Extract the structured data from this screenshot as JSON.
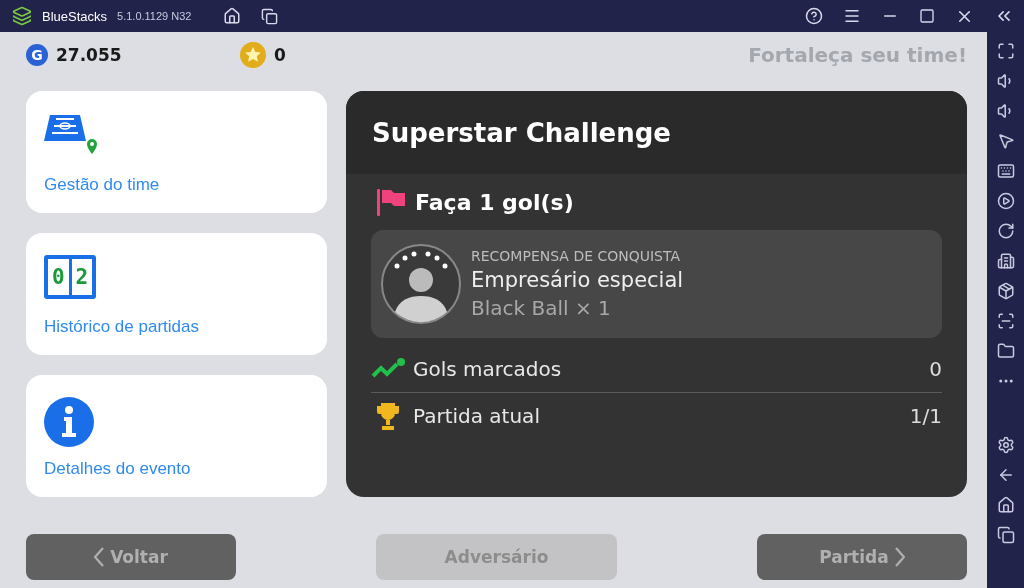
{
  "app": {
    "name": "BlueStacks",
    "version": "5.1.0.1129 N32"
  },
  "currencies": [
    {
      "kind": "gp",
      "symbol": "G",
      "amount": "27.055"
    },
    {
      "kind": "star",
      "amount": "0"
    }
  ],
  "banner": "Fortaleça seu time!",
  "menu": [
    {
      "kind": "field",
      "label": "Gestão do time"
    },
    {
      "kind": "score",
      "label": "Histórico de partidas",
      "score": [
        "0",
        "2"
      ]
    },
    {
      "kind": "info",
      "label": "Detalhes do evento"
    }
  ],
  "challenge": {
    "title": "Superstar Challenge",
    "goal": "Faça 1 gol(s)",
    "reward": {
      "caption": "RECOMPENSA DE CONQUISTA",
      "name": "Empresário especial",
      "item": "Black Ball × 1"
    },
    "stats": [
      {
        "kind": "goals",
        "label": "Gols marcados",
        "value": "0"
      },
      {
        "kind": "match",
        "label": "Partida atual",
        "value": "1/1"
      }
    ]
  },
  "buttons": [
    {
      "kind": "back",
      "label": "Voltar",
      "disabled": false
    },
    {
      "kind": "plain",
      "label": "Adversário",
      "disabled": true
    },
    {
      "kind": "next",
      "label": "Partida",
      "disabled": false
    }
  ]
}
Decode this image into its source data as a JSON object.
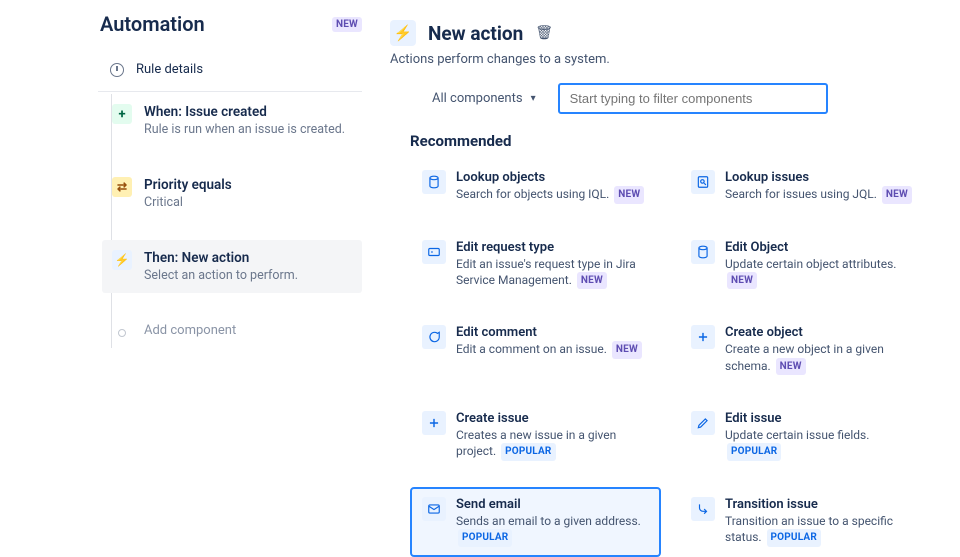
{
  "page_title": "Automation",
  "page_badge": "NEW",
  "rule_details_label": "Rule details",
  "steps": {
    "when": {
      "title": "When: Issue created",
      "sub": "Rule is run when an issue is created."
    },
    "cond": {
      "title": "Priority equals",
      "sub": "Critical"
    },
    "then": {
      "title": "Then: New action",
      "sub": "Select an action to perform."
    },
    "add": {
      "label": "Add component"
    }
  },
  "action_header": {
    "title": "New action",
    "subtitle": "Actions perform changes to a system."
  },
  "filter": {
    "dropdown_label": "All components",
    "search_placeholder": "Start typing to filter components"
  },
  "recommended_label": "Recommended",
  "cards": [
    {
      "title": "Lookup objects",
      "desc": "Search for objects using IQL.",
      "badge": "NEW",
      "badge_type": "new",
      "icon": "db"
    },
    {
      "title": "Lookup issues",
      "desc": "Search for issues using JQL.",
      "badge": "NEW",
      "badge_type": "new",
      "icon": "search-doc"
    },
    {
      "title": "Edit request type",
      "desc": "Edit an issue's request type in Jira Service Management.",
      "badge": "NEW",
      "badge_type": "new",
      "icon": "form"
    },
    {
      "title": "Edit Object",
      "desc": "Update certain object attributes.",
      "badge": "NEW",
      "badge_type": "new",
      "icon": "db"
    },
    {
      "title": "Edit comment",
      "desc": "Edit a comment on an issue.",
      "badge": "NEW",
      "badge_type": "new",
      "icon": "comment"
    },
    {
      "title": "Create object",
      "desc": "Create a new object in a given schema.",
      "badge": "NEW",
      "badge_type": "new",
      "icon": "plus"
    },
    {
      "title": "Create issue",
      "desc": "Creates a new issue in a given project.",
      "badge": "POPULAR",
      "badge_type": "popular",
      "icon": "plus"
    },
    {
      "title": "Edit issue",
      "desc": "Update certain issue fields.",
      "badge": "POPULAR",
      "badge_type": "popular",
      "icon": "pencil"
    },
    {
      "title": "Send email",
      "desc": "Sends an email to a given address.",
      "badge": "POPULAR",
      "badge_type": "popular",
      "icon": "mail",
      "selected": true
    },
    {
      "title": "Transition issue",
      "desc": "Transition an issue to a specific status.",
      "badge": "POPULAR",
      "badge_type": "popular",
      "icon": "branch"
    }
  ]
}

Aim
Make an exact copy of the data, leaving its pictures out.

Solution
Extract the structured data from this screenshot as JSON.
{
  "app": {
    "name": "BlueStacks",
    "version": "5.1.0.1129 N32"
  },
  "currencies": [
    {
      "kind": "gp",
      "symbol": "G",
      "amount": "27.055"
    },
    {
      "kind": "star",
      "amount": "0"
    }
  ],
  "banner": "Fortaleça seu time!",
  "menu": [
    {
      "kind": "field",
      "label": "Gestão do time"
    },
    {
      "kind": "score",
      "label": "Histórico de partidas",
      "score": [
        "0",
        "2"
      ]
    },
    {
      "kind": "info",
      "label": "Detalhes do evento"
    }
  ],
  "challenge": {
    "title": "Superstar Challenge",
    "goal": "Faça 1 gol(s)",
    "reward": {
      "caption": "RECOMPENSA DE CONQUISTA",
      "name": "Empresário especial",
      "item": "Black Ball × 1"
    },
    "stats": [
      {
        "kind": "goals",
        "label": "Gols marcados",
        "value": "0"
      },
      {
        "kind": "match",
        "label": "Partida atual",
        "value": "1/1"
      }
    ]
  },
  "buttons": [
    {
      "kind": "back",
      "label": "Voltar",
      "disabled": false
    },
    {
      "kind": "plain",
      "label": "Adversário",
      "disabled": true
    },
    {
      "kind": "next",
      "label": "Partida",
      "disabled": false
    }
  ]
}
Decode this image into its source data as a JSON object.
{
  "page_title": "Automation",
  "page_badge": "NEW",
  "rule_details_label": "Rule details",
  "steps": {
    "when": {
      "title": "When: Issue created",
      "sub": "Rule is run when an issue is created."
    },
    "cond": {
      "title": "Priority equals",
      "sub": "Critical"
    },
    "then": {
      "title": "Then: New action",
      "sub": "Select an action to perform."
    },
    "add": {
      "label": "Add component"
    }
  },
  "action_header": {
    "title": "New action",
    "subtitle": "Actions perform changes to a system."
  },
  "filter": {
    "dropdown_label": "All components",
    "search_placeholder": "Start typing to filter components"
  },
  "recommended_label": "Recommended",
  "cards": [
    {
      "title": "Lookup objects",
      "desc": "Search for objects using IQL.",
      "badge": "NEW",
      "badge_type": "new",
      "icon": "db"
    },
    {
      "title": "Lookup issues",
      "desc": "Search for issues using JQL.",
      "badge": "NEW",
      "badge_type": "new",
      "icon": "search-doc"
    },
    {
      "title": "Edit request type",
      "desc": "Edit an issue's request type in Jira Service Management.",
      "badge": "NEW",
      "badge_type": "new",
      "icon": "form"
    },
    {
      "title": "Edit Object",
      "desc": "Update certain object attributes.",
      "badge": "NEW",
      "badge_type": "new",
      "icon": "db"
    },
    {
      "title": "Edit comment",
      "desc": "Edit a comment on an issue.",
      "badge": "NEW",
      "badge_type": "new",
      "icon": "comment"
    },
    {
      "title": "Create object",
      "desc": "Create a new object in a given schema.",
      "badge": "NEW",
      "badge_type": "new",
      "icon": "plus"
    },
    {
      "title": "Create issue",
      "desc": "Creates a new issue in a given project.",
      "badge": "POPULAR",
      "badge_type": "popular",
      "icon": "plus"
    },
    {
      "title": "Edit issue",
      "desc": "Update certain issue fields.",
      "badge": "POPULAR",
      "badge_type": "popular",
      "icon": "pencil"
    },
    {
      "title": "Send email",
      "desc": "Sends an email to a given address.",
      "badge": "POPULAR",
      "badge_type": "popular",
      "icon": "mail",
      "selected": true
    },
    {
      "title": "Transition issue",
      "desc": "Transition an issue to a specific status.",
      "badge": "POPULAR",
      "badge_type": "popular",
      "icon": "branch"
    }
  ]
}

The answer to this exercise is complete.